● **Task directions**
Lines containing the string "Odası" are to be collected in full.

● **Material supplied**
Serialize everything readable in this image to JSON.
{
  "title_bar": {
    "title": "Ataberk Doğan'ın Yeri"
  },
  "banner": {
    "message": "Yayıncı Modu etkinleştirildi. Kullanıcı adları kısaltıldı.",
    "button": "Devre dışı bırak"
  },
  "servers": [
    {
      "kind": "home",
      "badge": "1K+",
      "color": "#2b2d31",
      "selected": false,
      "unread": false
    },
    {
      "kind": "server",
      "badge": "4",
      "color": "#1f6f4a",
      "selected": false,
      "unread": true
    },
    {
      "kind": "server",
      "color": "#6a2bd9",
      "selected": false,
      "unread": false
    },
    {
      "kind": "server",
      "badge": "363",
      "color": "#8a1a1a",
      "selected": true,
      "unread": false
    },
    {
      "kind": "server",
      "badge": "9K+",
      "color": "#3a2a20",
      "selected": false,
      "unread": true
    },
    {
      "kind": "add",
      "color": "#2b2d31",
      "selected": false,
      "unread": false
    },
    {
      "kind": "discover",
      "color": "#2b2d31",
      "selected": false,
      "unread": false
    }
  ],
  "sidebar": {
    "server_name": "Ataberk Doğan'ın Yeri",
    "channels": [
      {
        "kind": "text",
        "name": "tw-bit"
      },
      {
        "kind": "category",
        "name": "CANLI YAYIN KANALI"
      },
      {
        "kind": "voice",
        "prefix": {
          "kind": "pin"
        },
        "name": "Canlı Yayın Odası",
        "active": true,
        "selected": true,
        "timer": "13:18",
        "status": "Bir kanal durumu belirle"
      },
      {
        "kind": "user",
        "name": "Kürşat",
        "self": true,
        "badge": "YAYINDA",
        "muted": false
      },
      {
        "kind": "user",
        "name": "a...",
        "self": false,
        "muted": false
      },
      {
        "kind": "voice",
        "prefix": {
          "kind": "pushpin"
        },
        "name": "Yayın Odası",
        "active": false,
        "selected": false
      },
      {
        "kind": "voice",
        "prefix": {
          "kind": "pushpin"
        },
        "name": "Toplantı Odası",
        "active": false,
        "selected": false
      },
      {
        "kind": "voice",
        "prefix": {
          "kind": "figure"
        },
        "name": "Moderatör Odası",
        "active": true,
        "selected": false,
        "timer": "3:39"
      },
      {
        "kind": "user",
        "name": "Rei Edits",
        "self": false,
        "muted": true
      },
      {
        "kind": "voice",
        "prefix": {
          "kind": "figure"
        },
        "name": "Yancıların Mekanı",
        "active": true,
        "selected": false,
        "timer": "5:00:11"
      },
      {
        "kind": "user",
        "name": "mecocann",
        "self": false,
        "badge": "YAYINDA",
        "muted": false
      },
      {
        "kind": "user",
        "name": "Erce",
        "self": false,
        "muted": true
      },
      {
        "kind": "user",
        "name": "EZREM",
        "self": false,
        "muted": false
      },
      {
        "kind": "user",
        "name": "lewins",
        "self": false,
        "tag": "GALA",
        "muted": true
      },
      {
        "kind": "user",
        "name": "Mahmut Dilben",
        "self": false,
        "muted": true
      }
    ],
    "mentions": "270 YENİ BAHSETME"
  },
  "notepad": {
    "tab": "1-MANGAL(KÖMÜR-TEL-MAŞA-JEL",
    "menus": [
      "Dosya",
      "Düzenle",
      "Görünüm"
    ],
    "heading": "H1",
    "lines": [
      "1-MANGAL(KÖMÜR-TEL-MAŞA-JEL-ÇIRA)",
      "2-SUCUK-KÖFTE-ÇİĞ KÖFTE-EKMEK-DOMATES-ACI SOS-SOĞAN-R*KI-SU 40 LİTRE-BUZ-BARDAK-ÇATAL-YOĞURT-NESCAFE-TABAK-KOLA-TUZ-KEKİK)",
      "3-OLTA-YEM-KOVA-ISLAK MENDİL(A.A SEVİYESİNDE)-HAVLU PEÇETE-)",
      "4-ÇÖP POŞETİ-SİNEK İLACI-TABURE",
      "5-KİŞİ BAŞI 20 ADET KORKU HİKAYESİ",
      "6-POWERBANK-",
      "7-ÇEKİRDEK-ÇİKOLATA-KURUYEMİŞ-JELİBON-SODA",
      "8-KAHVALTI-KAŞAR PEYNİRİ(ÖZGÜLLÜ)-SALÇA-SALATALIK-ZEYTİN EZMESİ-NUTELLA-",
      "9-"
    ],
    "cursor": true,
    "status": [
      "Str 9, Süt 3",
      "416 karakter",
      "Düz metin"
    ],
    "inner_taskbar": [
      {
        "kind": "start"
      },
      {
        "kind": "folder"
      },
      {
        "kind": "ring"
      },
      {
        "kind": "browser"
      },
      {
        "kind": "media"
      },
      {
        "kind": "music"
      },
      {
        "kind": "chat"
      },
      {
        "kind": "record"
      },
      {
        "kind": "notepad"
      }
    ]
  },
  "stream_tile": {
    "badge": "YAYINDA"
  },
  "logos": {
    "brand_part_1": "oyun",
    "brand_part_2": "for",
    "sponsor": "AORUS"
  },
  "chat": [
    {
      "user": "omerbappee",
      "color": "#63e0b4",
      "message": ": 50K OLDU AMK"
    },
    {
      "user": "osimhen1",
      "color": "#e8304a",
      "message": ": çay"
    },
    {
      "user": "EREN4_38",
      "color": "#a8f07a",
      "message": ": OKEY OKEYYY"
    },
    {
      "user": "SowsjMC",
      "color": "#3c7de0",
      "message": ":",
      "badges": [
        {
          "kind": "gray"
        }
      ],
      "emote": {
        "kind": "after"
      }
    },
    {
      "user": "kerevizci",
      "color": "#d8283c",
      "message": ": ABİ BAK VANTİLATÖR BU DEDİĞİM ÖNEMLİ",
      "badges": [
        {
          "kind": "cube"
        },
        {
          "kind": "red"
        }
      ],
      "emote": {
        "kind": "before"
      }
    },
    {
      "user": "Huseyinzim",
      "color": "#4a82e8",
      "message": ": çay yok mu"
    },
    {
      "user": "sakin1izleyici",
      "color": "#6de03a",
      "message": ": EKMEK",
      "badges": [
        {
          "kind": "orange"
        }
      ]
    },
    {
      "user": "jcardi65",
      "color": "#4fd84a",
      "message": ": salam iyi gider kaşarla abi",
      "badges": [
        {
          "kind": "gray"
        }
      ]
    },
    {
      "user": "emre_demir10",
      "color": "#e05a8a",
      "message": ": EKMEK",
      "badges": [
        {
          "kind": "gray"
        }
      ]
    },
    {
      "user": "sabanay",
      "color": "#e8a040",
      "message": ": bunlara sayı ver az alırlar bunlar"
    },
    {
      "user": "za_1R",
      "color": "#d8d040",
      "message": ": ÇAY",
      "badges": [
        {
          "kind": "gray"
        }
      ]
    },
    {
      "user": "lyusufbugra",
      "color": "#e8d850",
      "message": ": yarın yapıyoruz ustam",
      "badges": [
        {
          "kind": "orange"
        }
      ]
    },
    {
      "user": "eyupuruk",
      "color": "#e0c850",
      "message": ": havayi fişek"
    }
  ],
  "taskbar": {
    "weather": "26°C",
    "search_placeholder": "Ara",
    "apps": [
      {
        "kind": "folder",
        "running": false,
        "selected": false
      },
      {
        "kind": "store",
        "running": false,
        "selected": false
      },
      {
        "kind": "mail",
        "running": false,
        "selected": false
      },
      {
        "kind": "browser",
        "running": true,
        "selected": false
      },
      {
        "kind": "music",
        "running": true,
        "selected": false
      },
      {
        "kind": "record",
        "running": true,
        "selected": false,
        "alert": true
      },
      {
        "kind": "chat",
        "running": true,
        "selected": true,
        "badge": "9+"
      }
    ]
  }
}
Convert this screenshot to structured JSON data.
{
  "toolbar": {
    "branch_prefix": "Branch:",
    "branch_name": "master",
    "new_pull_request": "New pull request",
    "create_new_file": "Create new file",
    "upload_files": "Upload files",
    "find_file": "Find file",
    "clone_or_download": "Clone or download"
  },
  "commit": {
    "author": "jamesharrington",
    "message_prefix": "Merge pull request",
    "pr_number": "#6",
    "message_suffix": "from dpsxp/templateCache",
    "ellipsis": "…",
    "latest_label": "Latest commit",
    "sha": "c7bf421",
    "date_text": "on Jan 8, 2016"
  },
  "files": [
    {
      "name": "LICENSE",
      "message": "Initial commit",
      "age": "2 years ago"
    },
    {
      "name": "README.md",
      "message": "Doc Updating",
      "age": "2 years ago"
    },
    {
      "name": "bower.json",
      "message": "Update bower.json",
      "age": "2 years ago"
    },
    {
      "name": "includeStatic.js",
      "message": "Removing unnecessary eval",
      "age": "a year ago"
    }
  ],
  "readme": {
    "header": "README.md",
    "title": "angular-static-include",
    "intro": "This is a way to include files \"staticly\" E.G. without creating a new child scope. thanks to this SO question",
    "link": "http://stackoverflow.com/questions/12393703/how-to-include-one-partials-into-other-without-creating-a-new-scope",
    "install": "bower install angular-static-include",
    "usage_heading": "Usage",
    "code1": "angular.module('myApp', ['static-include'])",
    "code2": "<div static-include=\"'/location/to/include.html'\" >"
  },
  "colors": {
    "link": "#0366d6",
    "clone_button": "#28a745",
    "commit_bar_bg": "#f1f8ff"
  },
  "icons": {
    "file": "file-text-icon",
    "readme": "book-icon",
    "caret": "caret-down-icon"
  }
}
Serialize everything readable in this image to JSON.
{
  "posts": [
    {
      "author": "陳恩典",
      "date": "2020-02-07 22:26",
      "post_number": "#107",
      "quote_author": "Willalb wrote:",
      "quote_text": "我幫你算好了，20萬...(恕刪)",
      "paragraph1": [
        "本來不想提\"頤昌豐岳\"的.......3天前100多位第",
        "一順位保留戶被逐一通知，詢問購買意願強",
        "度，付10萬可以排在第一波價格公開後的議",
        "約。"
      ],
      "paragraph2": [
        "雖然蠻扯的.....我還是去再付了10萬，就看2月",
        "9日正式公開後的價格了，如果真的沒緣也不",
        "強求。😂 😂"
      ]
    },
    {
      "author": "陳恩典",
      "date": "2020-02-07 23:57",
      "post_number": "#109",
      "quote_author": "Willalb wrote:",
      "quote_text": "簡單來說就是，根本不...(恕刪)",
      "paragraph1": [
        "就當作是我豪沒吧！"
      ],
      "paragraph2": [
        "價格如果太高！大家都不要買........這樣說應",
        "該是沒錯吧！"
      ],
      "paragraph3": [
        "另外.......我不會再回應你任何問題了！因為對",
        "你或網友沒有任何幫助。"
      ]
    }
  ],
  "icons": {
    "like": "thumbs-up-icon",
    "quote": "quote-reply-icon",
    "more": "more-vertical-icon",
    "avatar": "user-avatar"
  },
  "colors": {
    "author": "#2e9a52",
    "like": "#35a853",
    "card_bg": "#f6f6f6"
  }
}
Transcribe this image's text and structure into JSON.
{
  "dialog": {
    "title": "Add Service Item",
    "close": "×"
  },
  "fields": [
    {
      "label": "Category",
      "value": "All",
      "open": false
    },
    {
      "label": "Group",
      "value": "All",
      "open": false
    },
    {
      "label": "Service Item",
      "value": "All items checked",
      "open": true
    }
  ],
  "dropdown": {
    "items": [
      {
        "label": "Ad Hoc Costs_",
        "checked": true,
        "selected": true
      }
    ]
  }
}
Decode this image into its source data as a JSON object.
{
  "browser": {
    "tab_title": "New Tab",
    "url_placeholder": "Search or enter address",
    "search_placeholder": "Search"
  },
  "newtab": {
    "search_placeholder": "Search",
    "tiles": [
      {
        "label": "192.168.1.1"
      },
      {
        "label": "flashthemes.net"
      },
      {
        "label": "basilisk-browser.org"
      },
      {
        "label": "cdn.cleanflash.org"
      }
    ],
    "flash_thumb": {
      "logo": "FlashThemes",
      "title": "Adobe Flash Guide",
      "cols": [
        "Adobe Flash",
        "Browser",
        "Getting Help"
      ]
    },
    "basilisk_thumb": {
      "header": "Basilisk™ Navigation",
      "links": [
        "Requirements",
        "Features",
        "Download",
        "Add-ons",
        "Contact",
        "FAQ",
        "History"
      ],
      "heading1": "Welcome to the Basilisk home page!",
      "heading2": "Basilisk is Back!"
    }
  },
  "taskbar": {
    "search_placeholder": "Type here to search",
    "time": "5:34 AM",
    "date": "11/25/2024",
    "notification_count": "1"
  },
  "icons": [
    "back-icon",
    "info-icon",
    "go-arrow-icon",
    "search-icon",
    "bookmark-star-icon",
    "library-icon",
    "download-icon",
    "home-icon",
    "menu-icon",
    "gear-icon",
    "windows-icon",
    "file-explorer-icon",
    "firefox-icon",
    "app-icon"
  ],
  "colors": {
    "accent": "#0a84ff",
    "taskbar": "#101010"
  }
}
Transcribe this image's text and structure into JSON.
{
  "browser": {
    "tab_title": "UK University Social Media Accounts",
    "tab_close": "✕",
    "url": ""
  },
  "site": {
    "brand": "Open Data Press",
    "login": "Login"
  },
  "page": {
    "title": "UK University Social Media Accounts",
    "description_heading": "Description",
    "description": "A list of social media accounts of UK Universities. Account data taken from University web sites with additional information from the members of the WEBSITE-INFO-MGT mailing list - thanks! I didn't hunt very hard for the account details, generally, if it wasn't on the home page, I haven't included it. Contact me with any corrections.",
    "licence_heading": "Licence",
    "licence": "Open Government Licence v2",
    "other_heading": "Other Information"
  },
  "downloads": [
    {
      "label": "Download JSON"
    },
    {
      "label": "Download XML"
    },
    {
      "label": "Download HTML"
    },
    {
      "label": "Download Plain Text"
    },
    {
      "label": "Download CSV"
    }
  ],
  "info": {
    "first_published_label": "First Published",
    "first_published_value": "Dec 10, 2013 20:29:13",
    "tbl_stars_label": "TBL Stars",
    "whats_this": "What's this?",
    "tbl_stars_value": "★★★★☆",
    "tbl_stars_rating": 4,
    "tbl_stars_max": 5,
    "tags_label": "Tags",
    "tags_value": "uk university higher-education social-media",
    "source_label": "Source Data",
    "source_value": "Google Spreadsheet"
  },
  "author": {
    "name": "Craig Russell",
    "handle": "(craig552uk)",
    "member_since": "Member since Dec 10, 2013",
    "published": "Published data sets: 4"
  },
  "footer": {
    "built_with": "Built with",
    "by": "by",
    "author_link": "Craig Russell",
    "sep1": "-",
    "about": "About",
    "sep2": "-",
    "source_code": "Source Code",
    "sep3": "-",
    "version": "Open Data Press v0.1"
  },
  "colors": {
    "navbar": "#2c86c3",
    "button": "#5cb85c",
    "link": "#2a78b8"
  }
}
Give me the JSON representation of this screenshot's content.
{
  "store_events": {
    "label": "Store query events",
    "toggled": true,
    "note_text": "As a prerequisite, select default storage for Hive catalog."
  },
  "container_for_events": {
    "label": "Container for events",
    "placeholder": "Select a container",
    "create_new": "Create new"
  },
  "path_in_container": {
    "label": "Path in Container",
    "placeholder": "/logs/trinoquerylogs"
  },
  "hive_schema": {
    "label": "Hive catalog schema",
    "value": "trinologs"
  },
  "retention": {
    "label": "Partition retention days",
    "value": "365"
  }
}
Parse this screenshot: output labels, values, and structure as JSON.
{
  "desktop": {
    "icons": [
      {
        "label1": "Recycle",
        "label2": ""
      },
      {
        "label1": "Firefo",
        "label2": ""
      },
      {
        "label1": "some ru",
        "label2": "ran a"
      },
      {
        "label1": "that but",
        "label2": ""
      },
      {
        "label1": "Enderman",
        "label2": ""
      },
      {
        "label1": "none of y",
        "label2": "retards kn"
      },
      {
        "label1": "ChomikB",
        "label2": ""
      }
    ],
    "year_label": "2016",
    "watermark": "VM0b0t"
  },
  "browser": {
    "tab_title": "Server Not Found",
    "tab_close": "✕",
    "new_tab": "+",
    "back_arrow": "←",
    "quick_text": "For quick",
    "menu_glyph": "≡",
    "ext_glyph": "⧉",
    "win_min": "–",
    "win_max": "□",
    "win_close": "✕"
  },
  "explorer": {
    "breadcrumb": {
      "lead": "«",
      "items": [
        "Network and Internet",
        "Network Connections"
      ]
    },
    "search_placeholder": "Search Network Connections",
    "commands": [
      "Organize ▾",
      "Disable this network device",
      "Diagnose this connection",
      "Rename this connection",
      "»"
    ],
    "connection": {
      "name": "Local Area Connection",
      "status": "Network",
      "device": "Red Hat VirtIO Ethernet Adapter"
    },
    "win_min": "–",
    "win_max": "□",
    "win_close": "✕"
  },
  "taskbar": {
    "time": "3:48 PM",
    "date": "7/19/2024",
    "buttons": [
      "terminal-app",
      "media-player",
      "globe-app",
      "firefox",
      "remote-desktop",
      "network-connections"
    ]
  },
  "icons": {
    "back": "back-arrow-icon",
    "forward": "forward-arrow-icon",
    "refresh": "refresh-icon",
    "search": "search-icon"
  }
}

● **Completed exercise**
        "name": "Canlı Yayın Odası",
        "name": "Yayın Odası",
        "name": "Toplantı Odası",
        "name": "Moderatör Odası",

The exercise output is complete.